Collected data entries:
-=-=-=-=-

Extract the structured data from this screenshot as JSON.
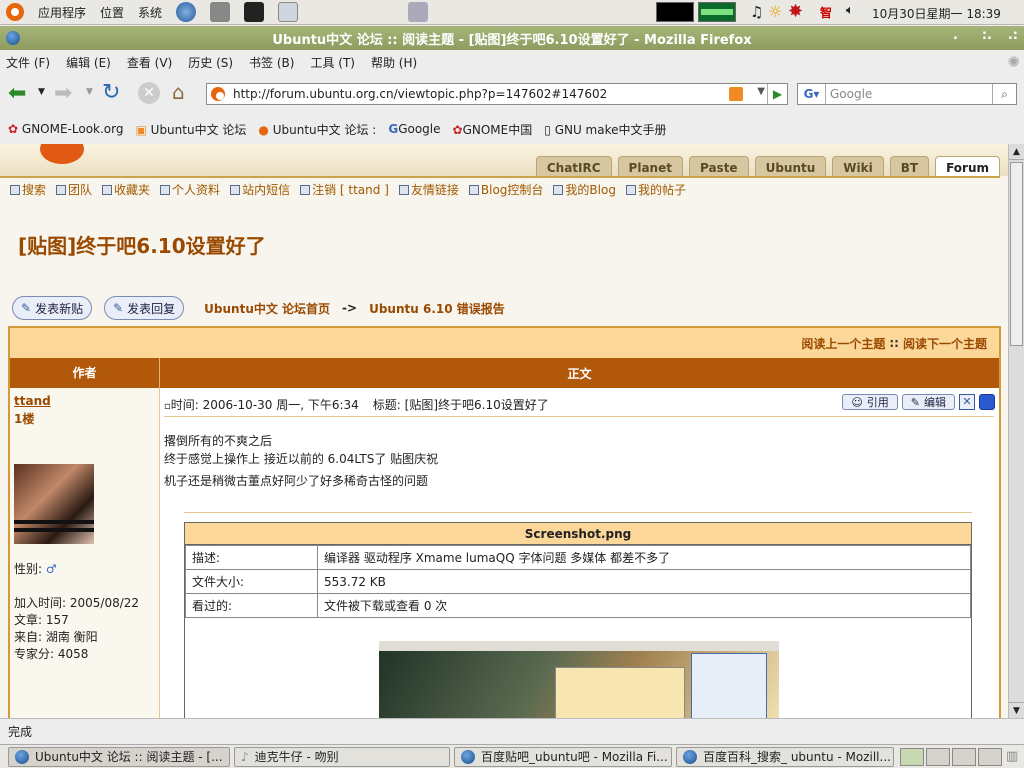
{
  "panel": {
    "menus": [
      "应用程序",
      "位置",
      "系统"
    ],
    "clock": "10月30日星期一 18:39",
    "ime": "智"
  },
  "window": {
    "title": "Ubuntu中文 论坛 :: 阅读主题 - [贴图]终于吧6.10设置好了 - Mozilla Firefox"
  },
  "menubar": [
    "文件 (F)",
    "编辑 (E)",
    "查看 (V)",
    "历史 (S)",
    "书签 (B)",
    "工具 (T)",
    "帮助 (H)"
  ],
  "navbar": {
    "url": "http://forum.ubuntu.org.cn/viewtopic.php?p=147602#147602",
    "search_placeholder": "Google"
  },
  "bookmarks": [
    "GNOME-Look.org",
    "Ubuntu中文 论坛",
    "Ubuntu中文 论坛 :",
    "Google",
    "GNOME中国",
    "GNU make中文手册"
  ],
  "site": {
    "tabs": [
      "ChatIRC",
      "Planet",
      "Paste",
      "Ubuntu",
      "Wiki",
      "BT",
      "Forum"
    ],
    "forumnav": [
      "搜索",
      "团队",
      "收藏夹",
      "个人资料",
      "站内短信",
      "注销 [ ttand ]",
      "友情链接",
      "Blog控制台",
      "我的Blog",
      "我的帖子"
    ]
  },
  "topic": {
    "title": "[贴图]终于吧6.10设置好了",
    "new_post": "发表新贴",
    "reply": "发表回复",
    "breadcrumb_home": "Ubuntu中文 论坛首页",
    "breadcrumb_sep": "->",
    "breadcrumb_forum": "Ubuntu 6.10 错误报告",
    "prev_topic": "阅读上一个主题",
    "sep": "::",
    "next_topic": "阅读下一个主题",
    "col_author": "作者",
    "col_body": "正文"
  },
  "post": {
    "author": "ttand",
    "floor": "1楼",
    "gender_label": "性别:",
    "join": "加入时间: 2005/08/22",
    "posts": "文章: 157",
    "from": "来自: 湖南 衡阳",
    "score": "专家分: 4058",
    "time": "时间: 2006-10-30 周一, 下午6:34",
    "subject": "标题: [贴图]终于吧6.10设置好了",
    "quote": "引用",
    "edit": "编辑",
    "lines": [
      "撂倒所有的不爽之后",
      "终于感觉上操作上 接近以前的 6.04LTS了 贴图庆祝",
      "机子还是稍微古董点好阿少了好多稀奇古怪的问题"
    ]
  },
  "attachment": {
    "filename": "Screenshot.png",
    "rows": [
      {
        "label": "描述:",
        "value": "编译器 驱动程序 Xmame lumaQQ 字体问题 多媒体 都差不多了"
      },
      {
        "label": "文件大小:",
        "value": "553.72 KB"
      },
      {
        "label": "看过的:",
        "value": "文件被下载或查看 0 次"
      }
    ]
  },
  "status": "完成",
  "tasks": [
    "Ubuntu中文 论坛 :: 阅读主题 - [...",
    "迪克牛仔 - 吻别",
    "百度贴吧_ubuntu吧 - Mozilla Fi...",
    "百度百科_搜索_ ubuntu - Mozill..."
  ]
}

-=-=-=-=-

What you need to do:
Copy and report every line where the word "Mozilla" is present.

Finished task:
    "title": "Ubuntu中文 论坛 :: 阅读主题 - [贴图]终于吧6.10设置好了 - Mozilla Firefox"
    "百度贴吧_ubuntu吧 - Mozilla Fi...",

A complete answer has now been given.